→ **EXERCISE**: Which lines below hold the word "arcsec"? Copy all of them.

→ **Figure content listings**:
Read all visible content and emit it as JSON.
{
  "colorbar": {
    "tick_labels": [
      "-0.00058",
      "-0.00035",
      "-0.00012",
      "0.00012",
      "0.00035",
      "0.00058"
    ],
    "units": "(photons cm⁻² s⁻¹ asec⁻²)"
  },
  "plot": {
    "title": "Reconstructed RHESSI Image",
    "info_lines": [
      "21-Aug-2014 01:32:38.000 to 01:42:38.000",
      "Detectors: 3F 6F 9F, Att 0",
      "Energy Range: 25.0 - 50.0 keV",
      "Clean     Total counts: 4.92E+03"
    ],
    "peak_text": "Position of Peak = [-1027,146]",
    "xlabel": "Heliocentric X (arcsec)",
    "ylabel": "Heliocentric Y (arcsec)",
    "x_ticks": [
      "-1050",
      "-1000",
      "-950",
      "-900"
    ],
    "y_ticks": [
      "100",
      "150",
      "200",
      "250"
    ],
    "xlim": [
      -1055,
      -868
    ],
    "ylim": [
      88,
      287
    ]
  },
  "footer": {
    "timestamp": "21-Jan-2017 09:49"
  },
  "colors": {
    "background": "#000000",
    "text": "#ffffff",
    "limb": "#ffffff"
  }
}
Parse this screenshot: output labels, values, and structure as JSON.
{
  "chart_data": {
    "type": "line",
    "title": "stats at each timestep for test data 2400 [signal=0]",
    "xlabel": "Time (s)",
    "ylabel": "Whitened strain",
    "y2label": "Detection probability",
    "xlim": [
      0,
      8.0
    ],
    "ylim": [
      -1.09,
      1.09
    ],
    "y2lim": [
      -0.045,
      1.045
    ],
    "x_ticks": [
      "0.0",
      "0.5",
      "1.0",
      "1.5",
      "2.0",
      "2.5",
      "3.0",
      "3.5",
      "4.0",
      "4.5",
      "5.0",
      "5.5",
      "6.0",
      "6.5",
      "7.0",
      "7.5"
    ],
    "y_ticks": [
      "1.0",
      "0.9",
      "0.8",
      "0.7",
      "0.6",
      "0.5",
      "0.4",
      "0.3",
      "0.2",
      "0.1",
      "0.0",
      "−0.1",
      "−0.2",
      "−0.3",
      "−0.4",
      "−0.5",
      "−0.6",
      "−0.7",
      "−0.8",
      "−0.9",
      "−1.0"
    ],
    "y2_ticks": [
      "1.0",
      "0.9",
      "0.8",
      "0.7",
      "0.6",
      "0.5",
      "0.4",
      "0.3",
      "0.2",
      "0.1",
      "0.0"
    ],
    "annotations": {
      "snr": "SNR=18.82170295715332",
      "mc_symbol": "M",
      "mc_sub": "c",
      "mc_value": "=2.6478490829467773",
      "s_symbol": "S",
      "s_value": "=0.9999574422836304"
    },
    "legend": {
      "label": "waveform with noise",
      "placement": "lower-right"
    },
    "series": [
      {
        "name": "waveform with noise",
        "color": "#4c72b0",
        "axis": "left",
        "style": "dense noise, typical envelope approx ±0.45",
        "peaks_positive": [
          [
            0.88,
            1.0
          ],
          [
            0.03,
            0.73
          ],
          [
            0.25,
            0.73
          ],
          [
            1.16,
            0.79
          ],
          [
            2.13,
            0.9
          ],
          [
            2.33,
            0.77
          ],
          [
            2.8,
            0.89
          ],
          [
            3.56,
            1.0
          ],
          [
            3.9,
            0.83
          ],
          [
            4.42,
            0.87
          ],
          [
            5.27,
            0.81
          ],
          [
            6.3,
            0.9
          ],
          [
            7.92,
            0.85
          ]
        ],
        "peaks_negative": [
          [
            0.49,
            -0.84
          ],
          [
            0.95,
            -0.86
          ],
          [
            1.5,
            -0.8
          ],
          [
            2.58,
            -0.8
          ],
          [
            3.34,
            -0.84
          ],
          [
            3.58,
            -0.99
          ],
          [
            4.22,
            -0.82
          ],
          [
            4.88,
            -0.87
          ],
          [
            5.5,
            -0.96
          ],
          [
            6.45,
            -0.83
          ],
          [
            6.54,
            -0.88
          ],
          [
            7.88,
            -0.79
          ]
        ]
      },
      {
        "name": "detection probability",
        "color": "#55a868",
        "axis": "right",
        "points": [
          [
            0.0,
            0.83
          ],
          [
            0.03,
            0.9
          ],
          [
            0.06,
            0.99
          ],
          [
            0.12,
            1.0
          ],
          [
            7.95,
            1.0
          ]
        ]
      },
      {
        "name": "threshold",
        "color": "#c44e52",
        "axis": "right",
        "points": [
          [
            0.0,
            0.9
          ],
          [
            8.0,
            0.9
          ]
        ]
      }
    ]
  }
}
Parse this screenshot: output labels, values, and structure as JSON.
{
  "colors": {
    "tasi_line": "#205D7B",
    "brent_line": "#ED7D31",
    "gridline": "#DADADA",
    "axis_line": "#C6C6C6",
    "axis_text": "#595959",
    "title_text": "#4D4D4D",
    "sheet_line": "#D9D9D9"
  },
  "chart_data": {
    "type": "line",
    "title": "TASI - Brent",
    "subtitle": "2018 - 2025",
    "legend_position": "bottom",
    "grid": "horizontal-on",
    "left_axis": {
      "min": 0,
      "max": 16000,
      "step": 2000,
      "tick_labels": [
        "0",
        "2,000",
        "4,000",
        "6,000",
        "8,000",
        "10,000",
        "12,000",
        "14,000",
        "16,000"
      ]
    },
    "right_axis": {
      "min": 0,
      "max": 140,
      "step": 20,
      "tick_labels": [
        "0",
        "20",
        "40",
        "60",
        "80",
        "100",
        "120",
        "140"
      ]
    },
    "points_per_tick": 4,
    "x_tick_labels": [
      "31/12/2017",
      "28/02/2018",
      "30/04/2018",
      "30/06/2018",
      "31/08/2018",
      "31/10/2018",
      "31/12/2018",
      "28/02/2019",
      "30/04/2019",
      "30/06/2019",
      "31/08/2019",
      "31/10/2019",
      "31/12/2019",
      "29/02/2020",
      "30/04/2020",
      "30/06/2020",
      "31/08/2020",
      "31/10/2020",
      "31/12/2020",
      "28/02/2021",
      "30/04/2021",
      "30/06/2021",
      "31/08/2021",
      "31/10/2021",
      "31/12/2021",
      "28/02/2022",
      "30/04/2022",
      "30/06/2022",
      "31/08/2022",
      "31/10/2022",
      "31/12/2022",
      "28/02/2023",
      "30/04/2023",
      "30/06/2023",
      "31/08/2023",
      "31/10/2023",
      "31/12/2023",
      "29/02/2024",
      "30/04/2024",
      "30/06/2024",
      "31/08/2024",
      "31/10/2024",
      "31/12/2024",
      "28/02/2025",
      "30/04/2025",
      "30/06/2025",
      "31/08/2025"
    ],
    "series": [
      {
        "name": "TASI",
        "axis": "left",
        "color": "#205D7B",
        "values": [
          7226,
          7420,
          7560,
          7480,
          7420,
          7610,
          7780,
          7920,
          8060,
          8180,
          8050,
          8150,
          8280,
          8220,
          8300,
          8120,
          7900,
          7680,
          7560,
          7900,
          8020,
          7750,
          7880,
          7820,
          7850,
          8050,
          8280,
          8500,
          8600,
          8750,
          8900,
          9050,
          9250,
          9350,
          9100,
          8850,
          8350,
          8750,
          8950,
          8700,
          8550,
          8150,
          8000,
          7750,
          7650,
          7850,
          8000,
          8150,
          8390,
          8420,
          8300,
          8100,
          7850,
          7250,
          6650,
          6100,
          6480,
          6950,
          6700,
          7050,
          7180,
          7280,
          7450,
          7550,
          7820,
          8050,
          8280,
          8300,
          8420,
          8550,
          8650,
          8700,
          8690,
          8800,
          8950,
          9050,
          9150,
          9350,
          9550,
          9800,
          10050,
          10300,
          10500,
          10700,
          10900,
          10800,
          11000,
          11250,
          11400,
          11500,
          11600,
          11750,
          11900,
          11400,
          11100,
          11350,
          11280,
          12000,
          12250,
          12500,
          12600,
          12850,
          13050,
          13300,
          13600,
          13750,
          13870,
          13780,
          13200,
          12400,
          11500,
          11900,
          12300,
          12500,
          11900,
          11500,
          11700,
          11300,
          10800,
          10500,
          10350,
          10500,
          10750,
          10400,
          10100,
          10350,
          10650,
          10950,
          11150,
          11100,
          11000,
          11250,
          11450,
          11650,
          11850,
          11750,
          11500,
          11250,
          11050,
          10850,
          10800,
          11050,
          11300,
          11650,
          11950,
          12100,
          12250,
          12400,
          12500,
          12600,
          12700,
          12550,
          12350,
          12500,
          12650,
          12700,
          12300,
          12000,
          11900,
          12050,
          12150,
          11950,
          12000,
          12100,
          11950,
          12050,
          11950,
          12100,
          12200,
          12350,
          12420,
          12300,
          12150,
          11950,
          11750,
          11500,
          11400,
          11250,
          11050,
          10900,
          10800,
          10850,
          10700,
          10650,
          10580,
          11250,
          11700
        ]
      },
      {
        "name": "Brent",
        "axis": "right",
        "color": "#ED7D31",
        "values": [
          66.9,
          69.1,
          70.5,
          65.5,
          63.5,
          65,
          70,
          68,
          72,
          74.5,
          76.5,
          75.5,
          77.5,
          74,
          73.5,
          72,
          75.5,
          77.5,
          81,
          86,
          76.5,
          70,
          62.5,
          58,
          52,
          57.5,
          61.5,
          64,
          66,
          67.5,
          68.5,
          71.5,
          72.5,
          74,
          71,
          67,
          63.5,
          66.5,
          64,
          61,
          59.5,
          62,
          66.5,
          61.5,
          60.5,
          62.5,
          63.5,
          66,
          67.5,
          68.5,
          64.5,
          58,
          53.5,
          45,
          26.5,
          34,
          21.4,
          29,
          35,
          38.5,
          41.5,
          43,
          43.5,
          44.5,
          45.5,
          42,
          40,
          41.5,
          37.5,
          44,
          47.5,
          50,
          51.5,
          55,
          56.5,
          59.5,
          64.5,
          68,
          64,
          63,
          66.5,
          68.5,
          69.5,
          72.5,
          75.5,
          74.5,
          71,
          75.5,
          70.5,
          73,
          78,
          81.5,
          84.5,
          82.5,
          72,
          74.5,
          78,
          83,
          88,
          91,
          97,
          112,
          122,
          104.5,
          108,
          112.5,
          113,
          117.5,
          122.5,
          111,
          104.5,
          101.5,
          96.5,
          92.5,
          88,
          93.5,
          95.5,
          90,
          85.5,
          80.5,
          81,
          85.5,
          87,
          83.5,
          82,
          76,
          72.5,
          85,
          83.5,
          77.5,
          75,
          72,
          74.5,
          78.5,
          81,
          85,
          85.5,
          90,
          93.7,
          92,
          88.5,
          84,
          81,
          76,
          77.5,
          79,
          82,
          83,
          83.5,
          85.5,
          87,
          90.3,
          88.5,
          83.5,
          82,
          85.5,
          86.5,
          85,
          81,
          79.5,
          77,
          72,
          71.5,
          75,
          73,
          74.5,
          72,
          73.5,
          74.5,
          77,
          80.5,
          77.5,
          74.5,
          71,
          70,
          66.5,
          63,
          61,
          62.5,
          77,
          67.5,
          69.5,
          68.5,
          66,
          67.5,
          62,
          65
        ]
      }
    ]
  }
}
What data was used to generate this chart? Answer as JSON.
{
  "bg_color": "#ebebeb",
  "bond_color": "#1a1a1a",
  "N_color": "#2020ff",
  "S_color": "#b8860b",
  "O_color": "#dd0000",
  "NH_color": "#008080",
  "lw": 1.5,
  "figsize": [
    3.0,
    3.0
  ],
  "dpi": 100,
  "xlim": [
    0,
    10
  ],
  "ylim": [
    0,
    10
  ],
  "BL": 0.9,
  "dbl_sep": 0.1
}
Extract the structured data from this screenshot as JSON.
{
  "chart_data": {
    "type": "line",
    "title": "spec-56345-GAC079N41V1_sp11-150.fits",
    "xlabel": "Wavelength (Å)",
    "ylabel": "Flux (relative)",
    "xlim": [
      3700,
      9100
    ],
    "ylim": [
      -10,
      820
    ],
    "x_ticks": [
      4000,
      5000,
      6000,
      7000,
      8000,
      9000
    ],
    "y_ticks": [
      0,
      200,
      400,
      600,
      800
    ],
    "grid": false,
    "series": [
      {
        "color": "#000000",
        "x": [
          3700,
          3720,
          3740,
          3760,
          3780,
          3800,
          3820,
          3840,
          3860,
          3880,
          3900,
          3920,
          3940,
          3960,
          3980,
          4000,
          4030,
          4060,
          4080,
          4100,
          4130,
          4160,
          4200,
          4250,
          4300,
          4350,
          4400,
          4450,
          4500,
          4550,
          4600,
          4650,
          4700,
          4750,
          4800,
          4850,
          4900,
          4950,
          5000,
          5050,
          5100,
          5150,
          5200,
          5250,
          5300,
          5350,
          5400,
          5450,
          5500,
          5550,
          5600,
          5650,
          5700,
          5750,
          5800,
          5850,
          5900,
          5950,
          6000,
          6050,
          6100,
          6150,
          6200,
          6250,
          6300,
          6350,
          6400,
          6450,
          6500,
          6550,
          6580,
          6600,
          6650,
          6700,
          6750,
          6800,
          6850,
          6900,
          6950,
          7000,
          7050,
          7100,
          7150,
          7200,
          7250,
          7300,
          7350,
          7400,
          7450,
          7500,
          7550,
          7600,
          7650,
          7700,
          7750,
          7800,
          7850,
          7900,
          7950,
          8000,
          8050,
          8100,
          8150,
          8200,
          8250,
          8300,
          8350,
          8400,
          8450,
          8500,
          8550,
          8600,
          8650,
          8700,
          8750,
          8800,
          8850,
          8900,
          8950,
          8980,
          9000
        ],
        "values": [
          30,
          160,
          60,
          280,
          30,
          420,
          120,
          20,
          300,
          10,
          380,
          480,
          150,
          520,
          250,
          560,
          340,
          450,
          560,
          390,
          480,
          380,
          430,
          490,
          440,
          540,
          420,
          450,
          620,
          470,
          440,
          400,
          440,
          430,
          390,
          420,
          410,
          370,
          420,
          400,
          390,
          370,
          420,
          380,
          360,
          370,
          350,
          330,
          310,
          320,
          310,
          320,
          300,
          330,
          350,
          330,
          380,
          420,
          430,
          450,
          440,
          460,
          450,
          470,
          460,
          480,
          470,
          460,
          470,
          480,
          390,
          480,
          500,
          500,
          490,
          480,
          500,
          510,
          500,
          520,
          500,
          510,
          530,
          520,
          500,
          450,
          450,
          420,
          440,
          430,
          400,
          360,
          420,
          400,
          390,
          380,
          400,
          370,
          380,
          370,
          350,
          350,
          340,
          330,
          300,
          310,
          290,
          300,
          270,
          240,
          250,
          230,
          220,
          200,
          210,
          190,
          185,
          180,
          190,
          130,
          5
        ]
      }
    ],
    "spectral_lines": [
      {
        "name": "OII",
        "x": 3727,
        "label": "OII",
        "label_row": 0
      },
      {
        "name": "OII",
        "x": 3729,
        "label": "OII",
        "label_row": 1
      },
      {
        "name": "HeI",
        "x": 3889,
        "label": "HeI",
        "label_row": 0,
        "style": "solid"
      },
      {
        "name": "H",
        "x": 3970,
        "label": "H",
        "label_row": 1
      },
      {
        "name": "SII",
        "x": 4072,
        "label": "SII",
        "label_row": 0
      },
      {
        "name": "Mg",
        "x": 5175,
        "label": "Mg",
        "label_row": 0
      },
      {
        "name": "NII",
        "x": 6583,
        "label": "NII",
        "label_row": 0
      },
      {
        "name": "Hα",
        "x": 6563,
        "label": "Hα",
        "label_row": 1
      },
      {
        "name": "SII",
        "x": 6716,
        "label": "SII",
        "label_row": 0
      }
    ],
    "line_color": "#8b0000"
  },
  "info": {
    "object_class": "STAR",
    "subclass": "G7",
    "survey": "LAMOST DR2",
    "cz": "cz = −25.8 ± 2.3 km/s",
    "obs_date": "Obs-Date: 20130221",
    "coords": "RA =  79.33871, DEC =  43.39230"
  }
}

→ **COMPLETE ANSWER**:
    "xlabel": "Heliocentric X (arcsec)",
    "ylabel": "Heliocentric Y (arcsec)",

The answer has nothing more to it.